> EXERCISE MATERIALS
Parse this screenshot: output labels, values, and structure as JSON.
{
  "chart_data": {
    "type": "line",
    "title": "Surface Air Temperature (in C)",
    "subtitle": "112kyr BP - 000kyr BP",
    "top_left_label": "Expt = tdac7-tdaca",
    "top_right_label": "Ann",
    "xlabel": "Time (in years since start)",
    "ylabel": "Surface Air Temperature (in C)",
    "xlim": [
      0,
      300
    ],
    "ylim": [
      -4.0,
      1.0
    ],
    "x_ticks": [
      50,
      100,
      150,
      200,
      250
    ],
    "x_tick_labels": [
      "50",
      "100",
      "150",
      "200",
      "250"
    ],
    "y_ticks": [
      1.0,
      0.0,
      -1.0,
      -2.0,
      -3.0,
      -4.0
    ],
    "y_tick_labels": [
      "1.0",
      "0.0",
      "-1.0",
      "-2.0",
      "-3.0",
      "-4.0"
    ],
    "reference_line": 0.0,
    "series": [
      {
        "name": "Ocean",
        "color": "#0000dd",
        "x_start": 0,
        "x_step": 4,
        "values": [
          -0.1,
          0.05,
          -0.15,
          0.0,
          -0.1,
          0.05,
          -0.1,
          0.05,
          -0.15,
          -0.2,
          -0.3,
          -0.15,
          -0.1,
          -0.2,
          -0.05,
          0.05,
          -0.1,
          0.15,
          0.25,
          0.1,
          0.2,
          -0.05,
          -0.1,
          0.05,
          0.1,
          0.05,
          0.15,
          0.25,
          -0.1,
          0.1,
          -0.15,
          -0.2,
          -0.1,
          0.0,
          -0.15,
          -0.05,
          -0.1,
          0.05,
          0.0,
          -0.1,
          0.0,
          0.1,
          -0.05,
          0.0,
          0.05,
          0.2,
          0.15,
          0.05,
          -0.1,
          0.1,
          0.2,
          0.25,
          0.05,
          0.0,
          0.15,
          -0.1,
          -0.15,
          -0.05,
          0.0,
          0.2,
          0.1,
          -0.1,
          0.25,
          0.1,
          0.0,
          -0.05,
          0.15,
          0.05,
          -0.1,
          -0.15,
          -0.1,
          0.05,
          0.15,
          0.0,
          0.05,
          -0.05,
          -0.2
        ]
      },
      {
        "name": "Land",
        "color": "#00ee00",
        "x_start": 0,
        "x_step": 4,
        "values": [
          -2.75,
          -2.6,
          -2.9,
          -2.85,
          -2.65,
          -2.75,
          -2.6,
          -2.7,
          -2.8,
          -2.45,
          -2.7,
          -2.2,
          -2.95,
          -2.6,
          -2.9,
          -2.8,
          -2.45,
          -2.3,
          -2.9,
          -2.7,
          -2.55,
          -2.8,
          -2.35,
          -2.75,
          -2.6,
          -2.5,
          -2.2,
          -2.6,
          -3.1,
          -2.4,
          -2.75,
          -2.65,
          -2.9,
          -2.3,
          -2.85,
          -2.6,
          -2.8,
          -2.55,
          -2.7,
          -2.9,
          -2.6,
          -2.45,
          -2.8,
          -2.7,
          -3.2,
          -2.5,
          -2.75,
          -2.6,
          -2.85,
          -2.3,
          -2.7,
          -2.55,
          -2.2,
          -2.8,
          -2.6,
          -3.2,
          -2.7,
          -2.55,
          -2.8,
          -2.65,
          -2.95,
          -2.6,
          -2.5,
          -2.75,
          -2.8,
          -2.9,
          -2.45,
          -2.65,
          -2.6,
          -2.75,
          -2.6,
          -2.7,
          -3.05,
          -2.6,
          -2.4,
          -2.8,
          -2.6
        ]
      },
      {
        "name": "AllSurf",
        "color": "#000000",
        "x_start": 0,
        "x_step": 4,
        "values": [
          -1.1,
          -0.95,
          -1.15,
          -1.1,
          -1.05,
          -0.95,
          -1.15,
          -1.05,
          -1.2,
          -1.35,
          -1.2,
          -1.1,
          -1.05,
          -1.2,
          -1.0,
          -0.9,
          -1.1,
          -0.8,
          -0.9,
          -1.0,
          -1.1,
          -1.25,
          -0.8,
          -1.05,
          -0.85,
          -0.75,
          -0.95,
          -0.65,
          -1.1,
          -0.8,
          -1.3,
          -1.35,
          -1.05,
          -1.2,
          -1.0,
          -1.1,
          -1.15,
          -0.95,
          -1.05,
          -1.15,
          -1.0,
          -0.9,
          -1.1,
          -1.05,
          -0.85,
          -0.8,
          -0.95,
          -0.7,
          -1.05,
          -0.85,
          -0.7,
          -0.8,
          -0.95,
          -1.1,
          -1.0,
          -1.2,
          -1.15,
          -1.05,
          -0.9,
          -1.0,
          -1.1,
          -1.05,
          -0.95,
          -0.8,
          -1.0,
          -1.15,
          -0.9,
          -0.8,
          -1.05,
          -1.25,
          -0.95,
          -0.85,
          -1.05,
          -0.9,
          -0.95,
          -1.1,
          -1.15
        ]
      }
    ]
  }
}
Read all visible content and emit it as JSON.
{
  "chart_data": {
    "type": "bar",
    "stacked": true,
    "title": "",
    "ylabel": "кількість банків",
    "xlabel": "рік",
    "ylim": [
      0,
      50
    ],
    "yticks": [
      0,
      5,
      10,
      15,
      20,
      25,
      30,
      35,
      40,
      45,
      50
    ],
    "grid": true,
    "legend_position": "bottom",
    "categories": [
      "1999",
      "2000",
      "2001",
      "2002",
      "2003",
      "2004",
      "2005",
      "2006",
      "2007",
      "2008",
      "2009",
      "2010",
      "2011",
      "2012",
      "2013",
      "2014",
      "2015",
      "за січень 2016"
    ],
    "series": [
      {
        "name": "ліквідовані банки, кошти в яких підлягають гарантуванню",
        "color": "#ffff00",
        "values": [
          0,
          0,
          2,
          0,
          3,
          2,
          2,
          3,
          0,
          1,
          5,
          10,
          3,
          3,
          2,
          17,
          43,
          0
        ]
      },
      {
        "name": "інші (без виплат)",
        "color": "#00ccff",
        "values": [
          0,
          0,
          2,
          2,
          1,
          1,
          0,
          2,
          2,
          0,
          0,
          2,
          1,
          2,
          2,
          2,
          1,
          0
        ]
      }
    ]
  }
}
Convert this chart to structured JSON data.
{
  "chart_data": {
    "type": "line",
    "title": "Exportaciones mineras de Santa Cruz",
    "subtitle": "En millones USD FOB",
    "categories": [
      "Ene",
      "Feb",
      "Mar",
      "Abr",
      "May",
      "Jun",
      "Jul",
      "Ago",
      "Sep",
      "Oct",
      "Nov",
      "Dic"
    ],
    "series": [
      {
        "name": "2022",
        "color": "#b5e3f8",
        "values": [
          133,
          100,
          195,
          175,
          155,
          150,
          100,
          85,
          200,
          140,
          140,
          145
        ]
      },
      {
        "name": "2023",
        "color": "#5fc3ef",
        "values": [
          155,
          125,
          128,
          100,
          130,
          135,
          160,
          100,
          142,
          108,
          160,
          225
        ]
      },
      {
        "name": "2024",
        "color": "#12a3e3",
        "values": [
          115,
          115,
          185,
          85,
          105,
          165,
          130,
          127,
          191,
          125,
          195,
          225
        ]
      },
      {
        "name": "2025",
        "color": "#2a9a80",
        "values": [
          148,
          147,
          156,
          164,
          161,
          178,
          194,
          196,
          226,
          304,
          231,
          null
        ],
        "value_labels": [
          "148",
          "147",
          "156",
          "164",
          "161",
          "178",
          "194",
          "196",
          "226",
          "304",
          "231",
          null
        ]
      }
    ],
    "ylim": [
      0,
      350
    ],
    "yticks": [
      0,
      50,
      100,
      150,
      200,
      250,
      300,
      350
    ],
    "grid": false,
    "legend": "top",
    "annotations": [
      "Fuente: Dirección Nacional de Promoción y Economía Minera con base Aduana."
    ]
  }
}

> SET EXERCISE
List all lines in the material containing the string "xlabel".

> RESPONSE
    "xlabel": "Time (in years since start)",
    "xlabel": "рік",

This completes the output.